Start of SUPPLIED RECORDS

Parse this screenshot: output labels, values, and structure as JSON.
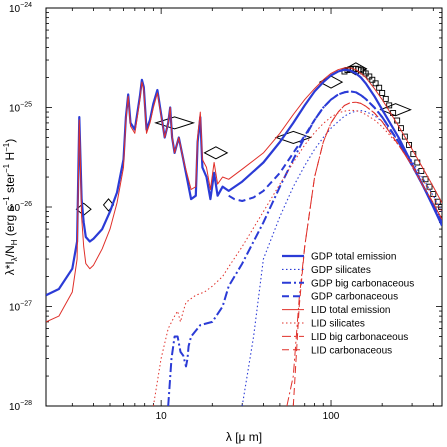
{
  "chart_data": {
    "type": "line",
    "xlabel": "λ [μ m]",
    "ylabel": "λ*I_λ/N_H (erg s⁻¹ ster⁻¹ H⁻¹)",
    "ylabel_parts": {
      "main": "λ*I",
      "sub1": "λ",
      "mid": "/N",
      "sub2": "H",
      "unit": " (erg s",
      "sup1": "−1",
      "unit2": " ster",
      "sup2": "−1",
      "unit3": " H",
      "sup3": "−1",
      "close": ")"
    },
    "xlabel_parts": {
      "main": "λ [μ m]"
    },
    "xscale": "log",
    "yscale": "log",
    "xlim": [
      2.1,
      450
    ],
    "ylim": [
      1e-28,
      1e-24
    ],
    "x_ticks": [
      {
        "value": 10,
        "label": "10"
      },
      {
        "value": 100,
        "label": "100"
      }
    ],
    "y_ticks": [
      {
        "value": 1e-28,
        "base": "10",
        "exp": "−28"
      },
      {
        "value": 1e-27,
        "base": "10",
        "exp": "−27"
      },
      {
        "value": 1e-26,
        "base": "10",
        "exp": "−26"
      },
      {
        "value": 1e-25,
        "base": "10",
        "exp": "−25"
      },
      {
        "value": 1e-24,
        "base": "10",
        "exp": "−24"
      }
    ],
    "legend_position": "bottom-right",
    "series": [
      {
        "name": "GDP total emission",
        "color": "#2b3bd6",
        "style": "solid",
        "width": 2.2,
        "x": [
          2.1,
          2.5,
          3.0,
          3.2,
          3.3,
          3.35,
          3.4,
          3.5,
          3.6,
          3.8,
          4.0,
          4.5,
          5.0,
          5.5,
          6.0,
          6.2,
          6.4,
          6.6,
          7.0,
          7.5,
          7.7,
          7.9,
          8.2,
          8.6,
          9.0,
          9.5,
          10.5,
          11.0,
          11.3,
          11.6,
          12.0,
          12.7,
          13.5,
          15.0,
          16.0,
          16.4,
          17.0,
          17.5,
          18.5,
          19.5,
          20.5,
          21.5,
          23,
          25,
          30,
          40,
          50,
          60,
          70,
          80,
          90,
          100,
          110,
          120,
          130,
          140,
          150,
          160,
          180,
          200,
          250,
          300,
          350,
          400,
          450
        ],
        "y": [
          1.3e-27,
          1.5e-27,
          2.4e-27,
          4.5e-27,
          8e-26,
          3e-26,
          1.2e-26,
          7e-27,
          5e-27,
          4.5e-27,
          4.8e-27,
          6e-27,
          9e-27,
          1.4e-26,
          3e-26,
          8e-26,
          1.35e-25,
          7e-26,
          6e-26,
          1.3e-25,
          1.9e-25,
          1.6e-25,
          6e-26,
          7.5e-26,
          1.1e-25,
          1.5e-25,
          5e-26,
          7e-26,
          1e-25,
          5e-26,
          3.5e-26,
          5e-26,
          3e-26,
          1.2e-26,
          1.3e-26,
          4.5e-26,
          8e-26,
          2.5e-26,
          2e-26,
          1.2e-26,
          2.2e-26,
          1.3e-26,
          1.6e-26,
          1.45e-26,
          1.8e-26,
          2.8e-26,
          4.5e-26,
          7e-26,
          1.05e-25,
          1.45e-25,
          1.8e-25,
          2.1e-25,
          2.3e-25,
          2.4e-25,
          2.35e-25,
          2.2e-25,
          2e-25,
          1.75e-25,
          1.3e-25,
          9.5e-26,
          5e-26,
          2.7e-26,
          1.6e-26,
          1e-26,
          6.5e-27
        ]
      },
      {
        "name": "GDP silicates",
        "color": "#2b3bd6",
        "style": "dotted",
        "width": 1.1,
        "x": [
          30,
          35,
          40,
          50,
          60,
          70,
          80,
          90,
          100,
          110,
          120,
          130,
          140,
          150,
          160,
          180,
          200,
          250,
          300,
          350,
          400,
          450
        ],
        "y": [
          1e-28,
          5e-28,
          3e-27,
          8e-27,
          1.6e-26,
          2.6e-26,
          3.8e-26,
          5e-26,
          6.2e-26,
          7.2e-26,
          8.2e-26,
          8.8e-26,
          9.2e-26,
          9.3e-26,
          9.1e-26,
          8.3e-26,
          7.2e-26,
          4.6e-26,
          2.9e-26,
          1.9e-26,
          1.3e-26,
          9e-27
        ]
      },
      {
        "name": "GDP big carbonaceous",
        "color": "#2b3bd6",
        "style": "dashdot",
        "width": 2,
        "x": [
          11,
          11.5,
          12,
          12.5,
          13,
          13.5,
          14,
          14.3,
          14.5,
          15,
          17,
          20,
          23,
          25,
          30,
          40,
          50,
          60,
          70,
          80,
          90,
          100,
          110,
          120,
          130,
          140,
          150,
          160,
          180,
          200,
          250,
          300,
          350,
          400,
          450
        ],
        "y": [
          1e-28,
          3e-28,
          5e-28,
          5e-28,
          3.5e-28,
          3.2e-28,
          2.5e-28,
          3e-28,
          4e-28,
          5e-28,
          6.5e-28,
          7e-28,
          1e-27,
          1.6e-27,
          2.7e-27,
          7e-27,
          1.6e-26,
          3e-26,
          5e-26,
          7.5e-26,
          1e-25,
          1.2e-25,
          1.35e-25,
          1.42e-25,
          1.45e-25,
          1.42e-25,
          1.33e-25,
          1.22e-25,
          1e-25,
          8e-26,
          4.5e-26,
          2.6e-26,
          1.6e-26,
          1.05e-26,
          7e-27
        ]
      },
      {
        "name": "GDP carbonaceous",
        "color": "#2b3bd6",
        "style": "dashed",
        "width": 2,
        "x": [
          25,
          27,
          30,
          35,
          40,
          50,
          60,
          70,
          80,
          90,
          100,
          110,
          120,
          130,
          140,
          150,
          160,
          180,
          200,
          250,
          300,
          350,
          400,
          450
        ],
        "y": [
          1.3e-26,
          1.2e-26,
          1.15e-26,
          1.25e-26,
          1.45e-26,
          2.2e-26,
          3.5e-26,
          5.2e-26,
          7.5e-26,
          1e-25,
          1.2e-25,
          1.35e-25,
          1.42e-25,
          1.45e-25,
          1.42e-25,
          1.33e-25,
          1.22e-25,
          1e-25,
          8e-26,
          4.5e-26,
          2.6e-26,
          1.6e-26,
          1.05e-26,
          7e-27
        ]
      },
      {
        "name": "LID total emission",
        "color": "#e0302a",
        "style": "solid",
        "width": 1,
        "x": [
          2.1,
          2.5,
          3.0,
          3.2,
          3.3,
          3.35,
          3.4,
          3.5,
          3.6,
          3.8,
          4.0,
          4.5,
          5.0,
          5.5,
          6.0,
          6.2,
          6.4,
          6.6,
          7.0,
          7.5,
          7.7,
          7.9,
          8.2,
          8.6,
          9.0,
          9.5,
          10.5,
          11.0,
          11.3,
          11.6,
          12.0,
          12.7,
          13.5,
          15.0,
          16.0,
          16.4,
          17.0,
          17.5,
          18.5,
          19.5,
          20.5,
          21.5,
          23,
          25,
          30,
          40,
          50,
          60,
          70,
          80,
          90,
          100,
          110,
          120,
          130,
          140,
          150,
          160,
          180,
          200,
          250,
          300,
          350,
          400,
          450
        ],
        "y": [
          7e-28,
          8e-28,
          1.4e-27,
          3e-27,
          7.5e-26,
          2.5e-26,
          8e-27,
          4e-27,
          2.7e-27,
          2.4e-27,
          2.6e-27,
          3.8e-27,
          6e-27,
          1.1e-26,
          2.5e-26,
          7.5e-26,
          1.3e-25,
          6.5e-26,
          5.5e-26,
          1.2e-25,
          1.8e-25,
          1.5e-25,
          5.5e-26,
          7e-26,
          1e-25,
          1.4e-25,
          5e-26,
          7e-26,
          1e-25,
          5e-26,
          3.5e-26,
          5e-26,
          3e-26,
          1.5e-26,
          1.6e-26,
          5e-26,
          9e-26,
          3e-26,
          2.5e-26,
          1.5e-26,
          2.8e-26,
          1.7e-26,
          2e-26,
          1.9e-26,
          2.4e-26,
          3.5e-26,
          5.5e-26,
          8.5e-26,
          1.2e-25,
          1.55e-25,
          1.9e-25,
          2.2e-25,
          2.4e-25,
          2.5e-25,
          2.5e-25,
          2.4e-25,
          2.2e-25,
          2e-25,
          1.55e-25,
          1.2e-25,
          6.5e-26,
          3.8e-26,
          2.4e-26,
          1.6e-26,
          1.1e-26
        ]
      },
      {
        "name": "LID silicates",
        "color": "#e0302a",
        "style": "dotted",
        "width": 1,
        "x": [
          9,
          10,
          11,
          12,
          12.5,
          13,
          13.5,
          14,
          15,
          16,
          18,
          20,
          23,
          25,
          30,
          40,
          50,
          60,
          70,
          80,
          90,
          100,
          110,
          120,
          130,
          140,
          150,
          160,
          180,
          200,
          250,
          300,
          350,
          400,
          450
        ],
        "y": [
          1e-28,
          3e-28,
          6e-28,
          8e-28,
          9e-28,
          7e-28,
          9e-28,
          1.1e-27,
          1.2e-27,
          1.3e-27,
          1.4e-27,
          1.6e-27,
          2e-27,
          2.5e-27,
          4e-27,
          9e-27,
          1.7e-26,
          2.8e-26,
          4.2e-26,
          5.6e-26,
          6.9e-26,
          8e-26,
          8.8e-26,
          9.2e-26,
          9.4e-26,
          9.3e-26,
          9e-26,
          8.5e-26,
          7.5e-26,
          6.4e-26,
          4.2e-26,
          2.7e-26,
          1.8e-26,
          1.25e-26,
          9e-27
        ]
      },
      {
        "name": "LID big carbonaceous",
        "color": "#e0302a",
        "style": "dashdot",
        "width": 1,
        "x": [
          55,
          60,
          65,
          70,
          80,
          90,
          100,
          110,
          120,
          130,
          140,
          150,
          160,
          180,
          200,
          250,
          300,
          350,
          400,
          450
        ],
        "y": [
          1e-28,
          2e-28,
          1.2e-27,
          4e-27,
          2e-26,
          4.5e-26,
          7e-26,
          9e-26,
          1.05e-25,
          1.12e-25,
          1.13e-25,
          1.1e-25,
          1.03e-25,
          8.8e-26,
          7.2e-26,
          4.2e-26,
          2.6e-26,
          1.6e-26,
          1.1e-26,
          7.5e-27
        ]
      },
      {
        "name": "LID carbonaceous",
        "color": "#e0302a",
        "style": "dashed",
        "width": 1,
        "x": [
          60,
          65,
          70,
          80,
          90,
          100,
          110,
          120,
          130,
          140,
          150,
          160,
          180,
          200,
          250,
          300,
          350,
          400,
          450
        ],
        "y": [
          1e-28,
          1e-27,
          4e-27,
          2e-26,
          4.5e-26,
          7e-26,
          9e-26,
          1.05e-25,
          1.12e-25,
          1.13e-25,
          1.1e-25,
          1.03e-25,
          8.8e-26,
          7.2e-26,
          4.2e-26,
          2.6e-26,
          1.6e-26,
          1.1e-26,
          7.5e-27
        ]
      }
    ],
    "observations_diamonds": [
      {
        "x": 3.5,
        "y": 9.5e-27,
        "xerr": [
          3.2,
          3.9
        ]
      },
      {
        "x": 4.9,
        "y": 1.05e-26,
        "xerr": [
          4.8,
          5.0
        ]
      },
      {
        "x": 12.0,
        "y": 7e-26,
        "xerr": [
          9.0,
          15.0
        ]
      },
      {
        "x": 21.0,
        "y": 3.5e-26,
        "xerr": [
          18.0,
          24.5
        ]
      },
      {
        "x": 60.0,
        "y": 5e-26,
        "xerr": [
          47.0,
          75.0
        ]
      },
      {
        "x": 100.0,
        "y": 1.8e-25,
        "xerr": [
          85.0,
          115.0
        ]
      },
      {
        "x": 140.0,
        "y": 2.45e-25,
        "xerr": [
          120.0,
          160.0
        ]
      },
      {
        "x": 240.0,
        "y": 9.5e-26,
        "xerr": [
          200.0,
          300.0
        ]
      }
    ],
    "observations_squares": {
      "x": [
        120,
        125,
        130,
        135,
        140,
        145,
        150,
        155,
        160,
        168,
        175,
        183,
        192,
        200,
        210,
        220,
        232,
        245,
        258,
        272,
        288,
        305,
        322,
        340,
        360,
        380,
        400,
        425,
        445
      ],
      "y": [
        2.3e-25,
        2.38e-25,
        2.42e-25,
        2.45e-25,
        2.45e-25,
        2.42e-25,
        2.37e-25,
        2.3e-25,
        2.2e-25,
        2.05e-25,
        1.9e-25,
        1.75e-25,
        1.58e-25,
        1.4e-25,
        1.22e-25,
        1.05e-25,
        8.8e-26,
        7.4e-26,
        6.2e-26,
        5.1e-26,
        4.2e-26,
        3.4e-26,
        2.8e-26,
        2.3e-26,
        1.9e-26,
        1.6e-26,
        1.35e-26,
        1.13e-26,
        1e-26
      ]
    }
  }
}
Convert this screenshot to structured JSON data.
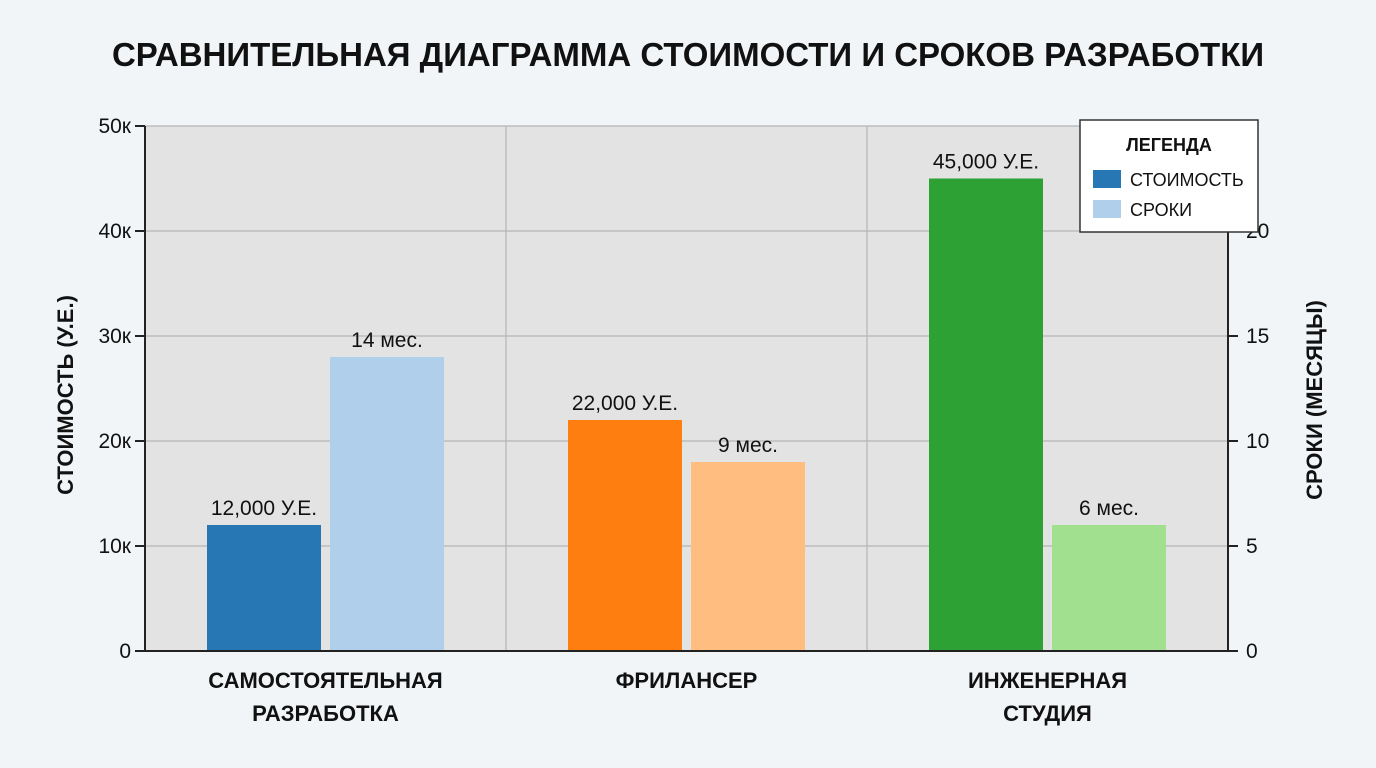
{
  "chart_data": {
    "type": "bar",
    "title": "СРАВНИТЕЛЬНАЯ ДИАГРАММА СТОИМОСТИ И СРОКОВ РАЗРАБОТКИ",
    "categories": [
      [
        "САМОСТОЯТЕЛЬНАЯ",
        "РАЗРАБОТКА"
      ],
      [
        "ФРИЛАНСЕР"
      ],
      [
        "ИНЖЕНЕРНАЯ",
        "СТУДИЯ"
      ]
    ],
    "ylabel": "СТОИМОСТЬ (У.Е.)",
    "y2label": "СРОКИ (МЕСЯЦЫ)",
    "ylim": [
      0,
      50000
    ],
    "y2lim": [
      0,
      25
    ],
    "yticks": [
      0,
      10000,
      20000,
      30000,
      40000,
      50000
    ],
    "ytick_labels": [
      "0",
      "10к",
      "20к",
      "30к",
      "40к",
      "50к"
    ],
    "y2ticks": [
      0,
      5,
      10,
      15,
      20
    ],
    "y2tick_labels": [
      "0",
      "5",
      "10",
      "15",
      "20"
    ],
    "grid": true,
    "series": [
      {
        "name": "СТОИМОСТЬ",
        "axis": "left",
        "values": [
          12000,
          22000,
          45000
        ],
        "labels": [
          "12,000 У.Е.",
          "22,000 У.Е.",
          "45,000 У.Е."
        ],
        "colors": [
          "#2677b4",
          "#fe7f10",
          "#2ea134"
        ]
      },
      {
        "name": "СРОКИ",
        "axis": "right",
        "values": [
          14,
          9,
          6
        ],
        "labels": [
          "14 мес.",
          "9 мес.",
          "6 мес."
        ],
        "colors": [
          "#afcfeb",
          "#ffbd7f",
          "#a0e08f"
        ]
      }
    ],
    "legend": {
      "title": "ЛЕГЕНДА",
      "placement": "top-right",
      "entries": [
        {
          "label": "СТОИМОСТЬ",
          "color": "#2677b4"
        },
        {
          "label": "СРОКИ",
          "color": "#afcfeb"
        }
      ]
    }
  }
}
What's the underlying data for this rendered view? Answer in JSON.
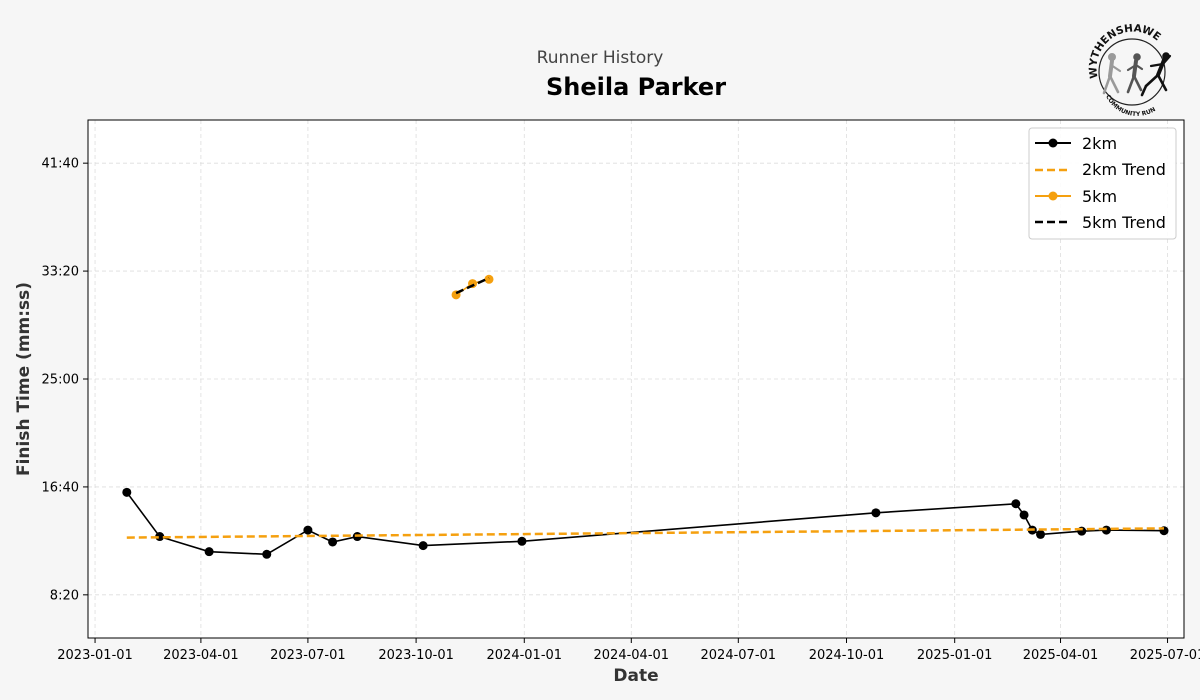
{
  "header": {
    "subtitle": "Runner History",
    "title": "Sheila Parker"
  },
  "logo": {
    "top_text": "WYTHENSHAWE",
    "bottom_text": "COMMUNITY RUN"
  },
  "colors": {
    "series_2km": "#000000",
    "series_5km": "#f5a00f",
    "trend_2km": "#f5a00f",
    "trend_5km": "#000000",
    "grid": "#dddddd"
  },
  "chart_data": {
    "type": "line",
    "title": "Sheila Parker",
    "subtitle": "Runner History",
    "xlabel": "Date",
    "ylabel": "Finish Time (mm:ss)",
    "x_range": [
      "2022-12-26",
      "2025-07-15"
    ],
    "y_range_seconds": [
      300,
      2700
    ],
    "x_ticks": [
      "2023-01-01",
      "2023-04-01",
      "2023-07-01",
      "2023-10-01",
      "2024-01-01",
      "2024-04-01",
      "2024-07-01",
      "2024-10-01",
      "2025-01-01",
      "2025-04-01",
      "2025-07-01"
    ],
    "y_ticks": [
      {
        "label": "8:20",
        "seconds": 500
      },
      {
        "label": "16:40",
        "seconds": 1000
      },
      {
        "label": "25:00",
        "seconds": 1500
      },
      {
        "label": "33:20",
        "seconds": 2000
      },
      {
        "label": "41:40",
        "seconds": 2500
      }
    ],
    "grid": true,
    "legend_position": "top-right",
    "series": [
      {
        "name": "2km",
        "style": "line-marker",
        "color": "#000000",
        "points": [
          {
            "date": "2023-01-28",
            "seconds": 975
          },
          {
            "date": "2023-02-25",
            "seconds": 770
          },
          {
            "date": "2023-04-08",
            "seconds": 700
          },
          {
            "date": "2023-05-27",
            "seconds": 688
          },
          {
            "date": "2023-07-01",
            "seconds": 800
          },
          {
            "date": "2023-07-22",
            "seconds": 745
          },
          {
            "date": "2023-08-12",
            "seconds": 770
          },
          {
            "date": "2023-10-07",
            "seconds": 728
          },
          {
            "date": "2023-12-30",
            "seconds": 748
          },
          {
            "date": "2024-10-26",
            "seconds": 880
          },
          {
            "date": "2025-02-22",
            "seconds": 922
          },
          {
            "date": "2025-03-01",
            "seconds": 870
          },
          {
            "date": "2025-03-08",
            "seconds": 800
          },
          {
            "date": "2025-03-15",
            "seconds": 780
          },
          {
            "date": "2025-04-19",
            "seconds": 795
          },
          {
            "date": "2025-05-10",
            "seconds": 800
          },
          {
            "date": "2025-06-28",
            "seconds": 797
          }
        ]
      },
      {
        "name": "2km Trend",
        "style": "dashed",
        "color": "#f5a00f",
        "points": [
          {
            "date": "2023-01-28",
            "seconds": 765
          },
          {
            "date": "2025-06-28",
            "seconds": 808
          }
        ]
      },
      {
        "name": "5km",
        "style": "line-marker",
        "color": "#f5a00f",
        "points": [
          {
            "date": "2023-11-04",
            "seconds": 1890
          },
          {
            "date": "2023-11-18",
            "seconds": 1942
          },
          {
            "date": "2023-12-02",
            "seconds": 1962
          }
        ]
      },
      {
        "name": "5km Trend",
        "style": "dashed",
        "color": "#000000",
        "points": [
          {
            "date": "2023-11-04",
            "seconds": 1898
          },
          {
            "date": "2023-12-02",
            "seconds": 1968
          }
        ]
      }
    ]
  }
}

End of SUPPLIED RECORDS

THE REQUEST – Every line holding "right" should be copied out.

SOLVED PROBLEM –
    "legend_position": "bottom-right",
        "axis": "right",
      "placement": "top-right",
    "legend_position": "top-right",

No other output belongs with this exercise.